Write out an exact copy of the line with "Convert this screenshot" and of each line after it, through the end of the records below.

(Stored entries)

= = = = = = =

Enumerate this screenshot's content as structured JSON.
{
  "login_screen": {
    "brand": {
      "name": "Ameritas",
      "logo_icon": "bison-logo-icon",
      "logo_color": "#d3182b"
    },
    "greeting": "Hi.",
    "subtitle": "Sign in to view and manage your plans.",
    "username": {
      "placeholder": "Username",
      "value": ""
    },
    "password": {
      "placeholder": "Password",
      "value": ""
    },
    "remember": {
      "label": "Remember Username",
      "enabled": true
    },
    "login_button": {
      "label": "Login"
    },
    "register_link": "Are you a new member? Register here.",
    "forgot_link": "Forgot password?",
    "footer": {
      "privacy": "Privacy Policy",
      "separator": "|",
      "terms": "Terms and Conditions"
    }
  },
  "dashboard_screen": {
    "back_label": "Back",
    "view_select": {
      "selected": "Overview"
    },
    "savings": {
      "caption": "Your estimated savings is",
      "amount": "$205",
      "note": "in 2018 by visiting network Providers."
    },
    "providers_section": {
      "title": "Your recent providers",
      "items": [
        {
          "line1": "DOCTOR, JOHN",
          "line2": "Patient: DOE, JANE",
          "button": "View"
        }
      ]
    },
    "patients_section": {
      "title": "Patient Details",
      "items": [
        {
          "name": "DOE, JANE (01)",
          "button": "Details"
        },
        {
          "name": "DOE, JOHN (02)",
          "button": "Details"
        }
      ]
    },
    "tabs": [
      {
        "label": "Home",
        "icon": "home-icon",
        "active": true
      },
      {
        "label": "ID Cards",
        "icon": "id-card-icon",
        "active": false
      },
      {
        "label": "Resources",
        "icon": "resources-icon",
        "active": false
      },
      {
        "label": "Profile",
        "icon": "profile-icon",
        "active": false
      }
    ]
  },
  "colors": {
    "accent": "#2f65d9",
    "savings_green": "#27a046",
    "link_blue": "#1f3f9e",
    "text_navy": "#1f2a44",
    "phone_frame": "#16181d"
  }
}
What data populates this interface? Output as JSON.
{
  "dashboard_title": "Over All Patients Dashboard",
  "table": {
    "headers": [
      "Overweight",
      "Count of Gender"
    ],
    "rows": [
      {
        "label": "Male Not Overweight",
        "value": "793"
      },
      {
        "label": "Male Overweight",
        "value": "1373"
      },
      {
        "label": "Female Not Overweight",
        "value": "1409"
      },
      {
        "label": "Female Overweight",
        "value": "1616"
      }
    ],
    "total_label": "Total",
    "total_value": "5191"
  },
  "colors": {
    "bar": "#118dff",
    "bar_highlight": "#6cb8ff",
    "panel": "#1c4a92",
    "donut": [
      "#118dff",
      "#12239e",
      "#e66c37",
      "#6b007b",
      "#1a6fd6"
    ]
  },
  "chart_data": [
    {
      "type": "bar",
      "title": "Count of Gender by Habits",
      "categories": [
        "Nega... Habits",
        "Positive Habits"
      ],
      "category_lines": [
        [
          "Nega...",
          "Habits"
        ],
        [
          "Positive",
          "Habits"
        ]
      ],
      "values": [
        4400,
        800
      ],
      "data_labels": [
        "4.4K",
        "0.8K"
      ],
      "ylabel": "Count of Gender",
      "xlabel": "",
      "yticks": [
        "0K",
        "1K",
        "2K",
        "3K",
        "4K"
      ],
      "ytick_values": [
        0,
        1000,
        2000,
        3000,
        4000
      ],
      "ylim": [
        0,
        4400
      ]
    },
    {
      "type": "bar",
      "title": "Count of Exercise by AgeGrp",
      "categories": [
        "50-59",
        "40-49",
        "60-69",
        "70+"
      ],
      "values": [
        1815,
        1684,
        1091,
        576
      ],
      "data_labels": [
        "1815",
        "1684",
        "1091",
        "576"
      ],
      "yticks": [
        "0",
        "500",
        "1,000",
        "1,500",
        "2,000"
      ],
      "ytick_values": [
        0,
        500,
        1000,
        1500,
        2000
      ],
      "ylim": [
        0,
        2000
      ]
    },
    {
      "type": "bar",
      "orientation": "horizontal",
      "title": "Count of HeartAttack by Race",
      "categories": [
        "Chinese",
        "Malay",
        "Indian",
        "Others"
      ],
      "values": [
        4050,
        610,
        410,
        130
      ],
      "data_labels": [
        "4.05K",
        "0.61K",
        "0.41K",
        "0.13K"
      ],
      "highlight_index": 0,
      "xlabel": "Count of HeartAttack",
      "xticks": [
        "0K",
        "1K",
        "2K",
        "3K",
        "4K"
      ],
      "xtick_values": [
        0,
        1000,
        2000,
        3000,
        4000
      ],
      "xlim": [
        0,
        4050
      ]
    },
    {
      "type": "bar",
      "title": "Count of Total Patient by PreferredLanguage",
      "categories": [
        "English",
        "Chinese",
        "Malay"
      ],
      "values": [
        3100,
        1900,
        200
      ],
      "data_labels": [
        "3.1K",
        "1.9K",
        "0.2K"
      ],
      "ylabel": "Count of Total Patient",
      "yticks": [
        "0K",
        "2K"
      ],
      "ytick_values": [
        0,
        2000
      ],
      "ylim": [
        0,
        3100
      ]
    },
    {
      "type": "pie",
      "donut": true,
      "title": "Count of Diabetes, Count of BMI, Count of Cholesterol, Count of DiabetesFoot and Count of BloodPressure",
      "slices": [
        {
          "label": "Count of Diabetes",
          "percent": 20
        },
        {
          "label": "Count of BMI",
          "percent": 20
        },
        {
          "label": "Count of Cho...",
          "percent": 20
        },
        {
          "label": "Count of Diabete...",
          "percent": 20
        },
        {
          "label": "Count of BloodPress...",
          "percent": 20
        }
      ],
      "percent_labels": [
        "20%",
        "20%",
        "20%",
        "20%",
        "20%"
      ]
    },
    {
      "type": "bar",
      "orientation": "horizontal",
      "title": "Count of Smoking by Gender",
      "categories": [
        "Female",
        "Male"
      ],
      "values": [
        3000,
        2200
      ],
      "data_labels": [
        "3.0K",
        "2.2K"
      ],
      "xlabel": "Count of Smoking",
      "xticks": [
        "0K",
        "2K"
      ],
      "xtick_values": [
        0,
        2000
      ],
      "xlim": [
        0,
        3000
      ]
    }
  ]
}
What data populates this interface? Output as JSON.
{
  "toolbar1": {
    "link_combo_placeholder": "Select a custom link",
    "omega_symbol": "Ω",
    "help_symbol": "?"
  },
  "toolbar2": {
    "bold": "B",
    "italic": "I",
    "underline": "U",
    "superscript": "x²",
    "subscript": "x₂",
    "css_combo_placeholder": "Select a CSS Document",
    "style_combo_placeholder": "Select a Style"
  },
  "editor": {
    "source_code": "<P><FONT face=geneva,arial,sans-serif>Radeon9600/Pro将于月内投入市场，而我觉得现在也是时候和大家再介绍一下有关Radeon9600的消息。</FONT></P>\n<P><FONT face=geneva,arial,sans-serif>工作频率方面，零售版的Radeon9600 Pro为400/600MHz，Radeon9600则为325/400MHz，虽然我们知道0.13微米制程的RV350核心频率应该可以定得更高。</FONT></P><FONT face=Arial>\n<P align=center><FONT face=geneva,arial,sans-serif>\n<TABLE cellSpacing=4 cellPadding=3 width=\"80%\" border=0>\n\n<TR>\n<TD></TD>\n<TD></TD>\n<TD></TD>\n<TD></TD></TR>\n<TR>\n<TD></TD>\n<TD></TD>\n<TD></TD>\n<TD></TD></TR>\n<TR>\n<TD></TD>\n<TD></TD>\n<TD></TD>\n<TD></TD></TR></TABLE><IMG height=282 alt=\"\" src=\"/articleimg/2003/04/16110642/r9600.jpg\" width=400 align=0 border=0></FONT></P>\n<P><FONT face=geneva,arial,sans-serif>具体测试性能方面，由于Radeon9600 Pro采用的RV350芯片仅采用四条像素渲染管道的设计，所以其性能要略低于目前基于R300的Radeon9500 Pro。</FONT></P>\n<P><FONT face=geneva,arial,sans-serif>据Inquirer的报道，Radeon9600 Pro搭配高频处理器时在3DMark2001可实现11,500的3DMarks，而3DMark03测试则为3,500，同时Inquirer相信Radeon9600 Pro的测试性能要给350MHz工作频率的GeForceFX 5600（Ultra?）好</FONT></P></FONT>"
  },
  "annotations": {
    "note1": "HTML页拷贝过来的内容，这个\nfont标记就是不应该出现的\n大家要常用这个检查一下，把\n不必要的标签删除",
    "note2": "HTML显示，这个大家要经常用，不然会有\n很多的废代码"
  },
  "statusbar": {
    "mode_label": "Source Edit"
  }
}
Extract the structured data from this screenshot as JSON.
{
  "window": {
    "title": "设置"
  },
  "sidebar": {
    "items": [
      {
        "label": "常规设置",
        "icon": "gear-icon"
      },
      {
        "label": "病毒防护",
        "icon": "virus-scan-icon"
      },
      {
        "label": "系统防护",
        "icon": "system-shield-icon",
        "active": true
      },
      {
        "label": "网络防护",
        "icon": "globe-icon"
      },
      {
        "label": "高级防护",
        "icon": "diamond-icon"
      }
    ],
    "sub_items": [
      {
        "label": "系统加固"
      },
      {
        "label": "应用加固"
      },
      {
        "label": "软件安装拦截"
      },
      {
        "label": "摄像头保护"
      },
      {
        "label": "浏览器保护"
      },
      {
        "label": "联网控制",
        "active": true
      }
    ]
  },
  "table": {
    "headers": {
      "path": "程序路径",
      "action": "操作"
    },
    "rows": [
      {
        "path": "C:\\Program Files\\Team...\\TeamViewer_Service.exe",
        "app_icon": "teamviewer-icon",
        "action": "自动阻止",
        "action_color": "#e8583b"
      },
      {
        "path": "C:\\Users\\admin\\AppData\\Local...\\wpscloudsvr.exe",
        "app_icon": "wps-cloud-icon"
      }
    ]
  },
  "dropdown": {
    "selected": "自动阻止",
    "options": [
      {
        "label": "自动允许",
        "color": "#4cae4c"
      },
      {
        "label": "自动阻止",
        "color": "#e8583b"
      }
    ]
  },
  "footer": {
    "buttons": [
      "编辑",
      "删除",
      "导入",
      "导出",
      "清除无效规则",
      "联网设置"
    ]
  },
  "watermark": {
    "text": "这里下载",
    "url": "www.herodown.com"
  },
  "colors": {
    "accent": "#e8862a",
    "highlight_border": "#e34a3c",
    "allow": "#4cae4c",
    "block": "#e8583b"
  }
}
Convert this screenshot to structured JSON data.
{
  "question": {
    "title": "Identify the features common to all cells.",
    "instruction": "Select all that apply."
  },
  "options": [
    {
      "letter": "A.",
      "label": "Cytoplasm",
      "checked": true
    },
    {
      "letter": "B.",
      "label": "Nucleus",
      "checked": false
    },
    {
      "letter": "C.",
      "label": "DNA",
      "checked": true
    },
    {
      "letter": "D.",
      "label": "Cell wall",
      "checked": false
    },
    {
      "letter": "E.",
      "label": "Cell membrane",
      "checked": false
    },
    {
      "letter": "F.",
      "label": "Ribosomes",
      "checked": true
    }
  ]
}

= = = = = = =

### Reply to the exercise
Convert this screenshot to structured JSON data.
{
  "question": {
    "title": "Identify the features common to all cells.",
    "instruction": "Select all that apply."
  },
  "options": [
    {
      "letter": "A.",
      "label": "Cytoplasm",
      "checked": true
    },
    {
      "letter": "B.",
      "label": "Nucleus",
      "checked": false
    },
    {
      "letter": "C.",
      "label": "DNA",
      "checked": true
    },
    {
      "letter": "D.",
      "label": "Cell wall",
      "checked": false
    },
    {
      "letter": "E.",
      "label": "Cell membrane",
      "checked": false
    },
    {
      "letter": "F.",
      "label": "Ribosomes",
      "checked": true
    }
  ]
}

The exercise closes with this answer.